> [Work to complete] For the copy, please give all of the data again exactly and leave the pictures out.

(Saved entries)
---------------
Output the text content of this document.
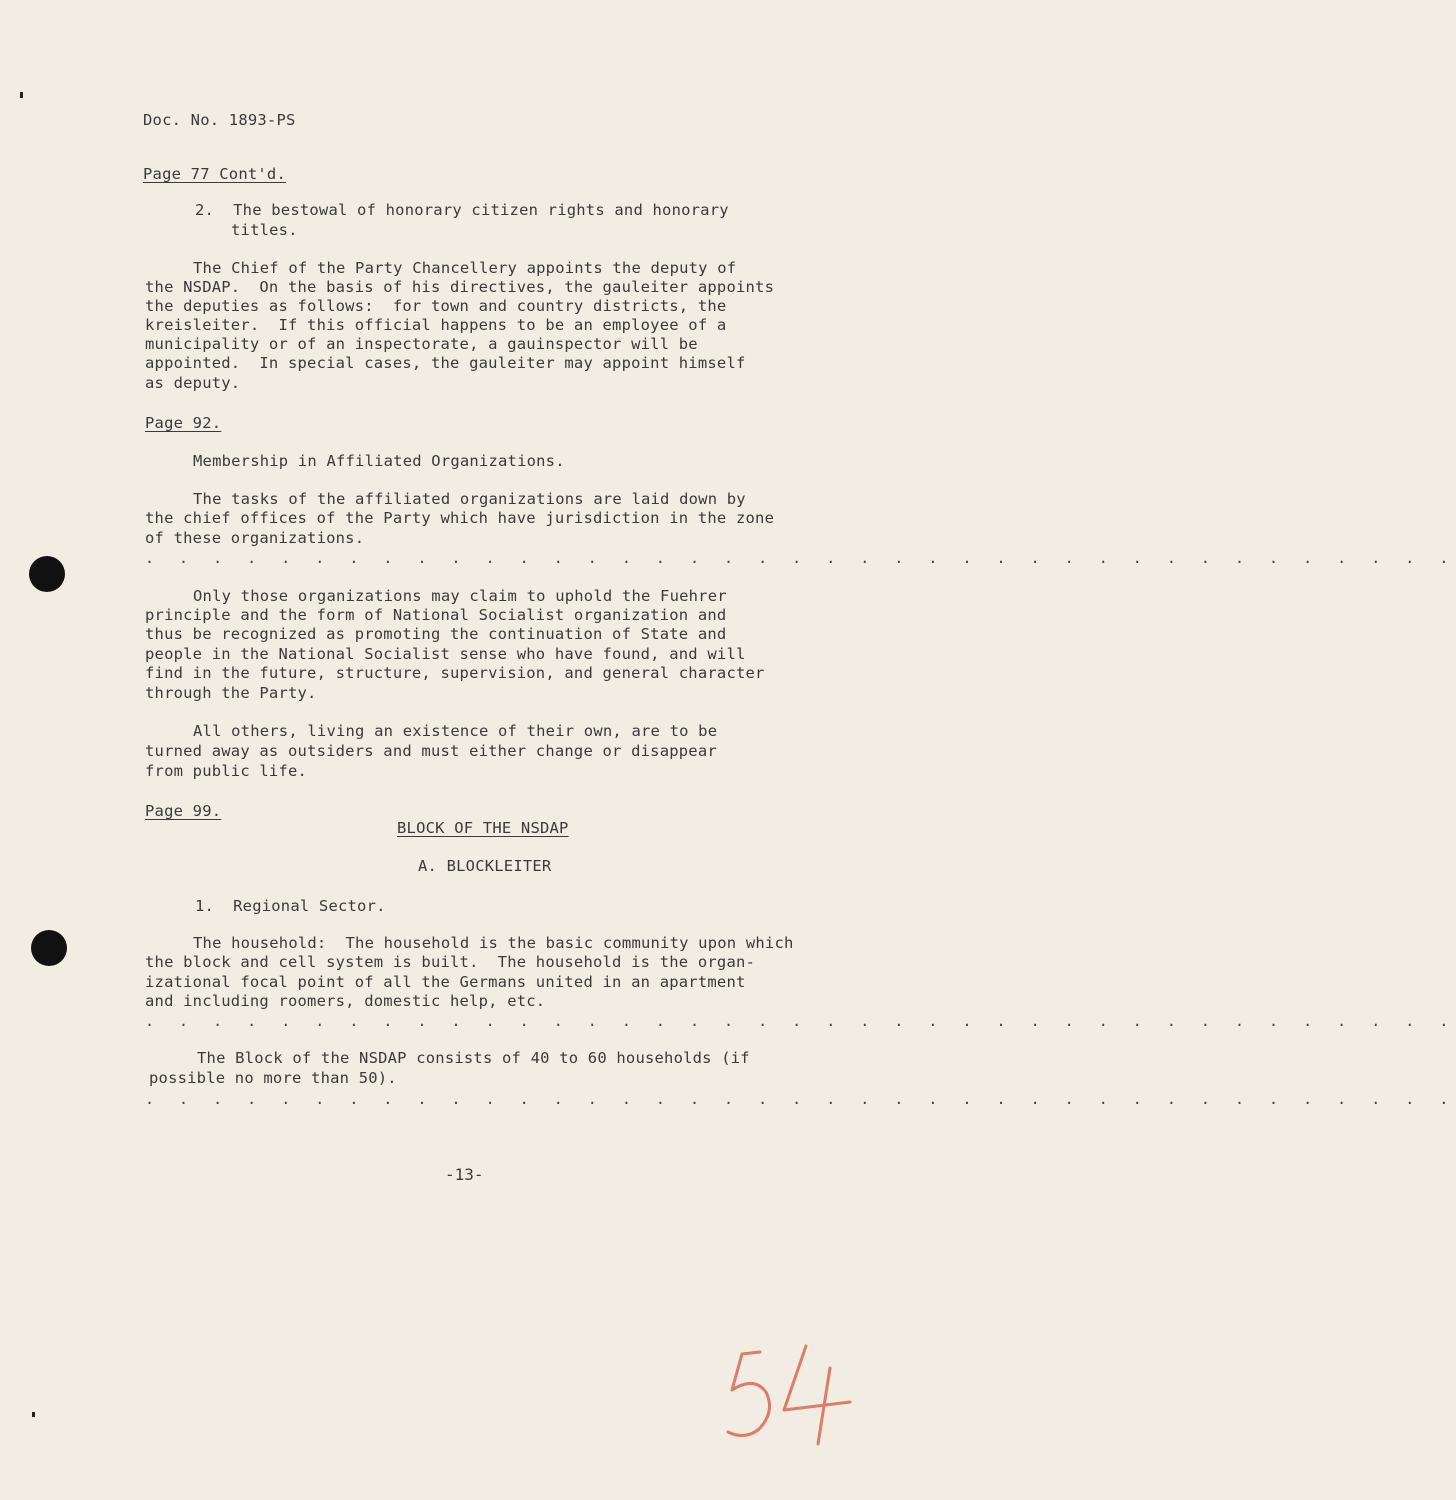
Doc. No. 1893-PS
Page 77 Cont'd.
2.  The bestowal of honorary citizen rights and honorary
titles.
The Chief of the Party Chancellery appoints the deputy of
the NSDAP.  On the basis of his directives, the gauleiter appoints
the deputies as follows:  for town and country districts, the
kreisleiter.  If this official happens to be an employee of a
municipality or of an inspectorate, a gauinspector will be
appointed.  In special cases, the gauleiter may appoint himself
as deputy.
Page 92.
Membership in Affiliated Organizations.
The tasks of the affiliated organizations are laid down by
the chief offices of the Party which have jurisdiction in the zone
of these organizations.
. . . . . . . . . . . . . . . . . . . . . . . . . . . . . . . . . . . . . . .
Only those organizations may claim to uphold the Fuehrer
principle and the form of National Socialist organization and
thus be recognized as promoting the continuation of State and
people in the National Socialist sense who have found, and will
find in the future, structure, supervision, and general character
through the Party.
All others, living an existence of their own, are to be
turned away as outsiders and must either change or disappear
from public life.
Page 99.
BLOCK OF THE NSDAP
A. BLOCKLEITER
1.  Regional Sector.
The household:  The household is the basic community upon which
the block and cell system is built.  The household is the organ-
izational focal point of all the Germans united in an apartment
and including roomers, domestic help, etc.
. . . . . . . . . . . . . . . . . . . . . . . . . . . . . . . . . . . . . . .
The Block of the NSDAP consists of 40 to 60 households (if
possible no more than 50).
. . . . . . . . . . . . . . . . . . . . . . . . . . . . . . . . . . . . . . .
-13-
---------------
> [Correct answer]
Output the text content of this document.
Doc. No. 1893-PS
Page 77 Cont'd.
2.  The bestowal of honorary citizen rights and honorary
titles.
The Chief of the Party Chancellery appoints the deputy of
the NSDAP.  On the basis of his directives, the gauleiter appoints
the deputies as follows:  for town and country districts, the
kreisleiter.  If this official happens to be an employee of a
municipality or of an inspectorate, a gauinspector will be
appointed.  In special cases, the gauleiter may appoint himself
as deputy.
Page 92.
Membership in Affiliated Organizations.
The tasks of the affiliated organizations are laid down by
the chief offices of the Party which have jurisdiction in the zone
of these organizations.
. . . . . . . . . . . . . . . . . . . . . . . . . . . . . . . . . . . . . . .
Only those organizations may claim to uphold the Fuehrer
principle and the form of National Socialist organization and
thus be recognized as promoting the continuation of State and
people in the National Socialist sense who have found, and will
find in the future, structure, supervision, and general character
through the Party.
All others, living an existence of their own, are to be
turned away as outsiders and must either change or disappear
from public life.
Page 99.
BLOCK OF THE NSDAP
A. BLOCKLEITER
1.  Regional Sector.
The household:  The household is the basic community upon which
the block and cell system is built.  The household is the organ-
izational focal point of all the Germans united in an apartment
and including roomers, domestic help, etc.
. . . . . . . . . . . . . . . . . . . . . . . . . . . . . . . . . . . . . . .
The Block of the NSDAP consists of 40 to 60 households (if
possible no more than 50).
. . . . . . . . . . . . . . . . . . . . . . . . . . . . . . . . . . . . . . .
-13-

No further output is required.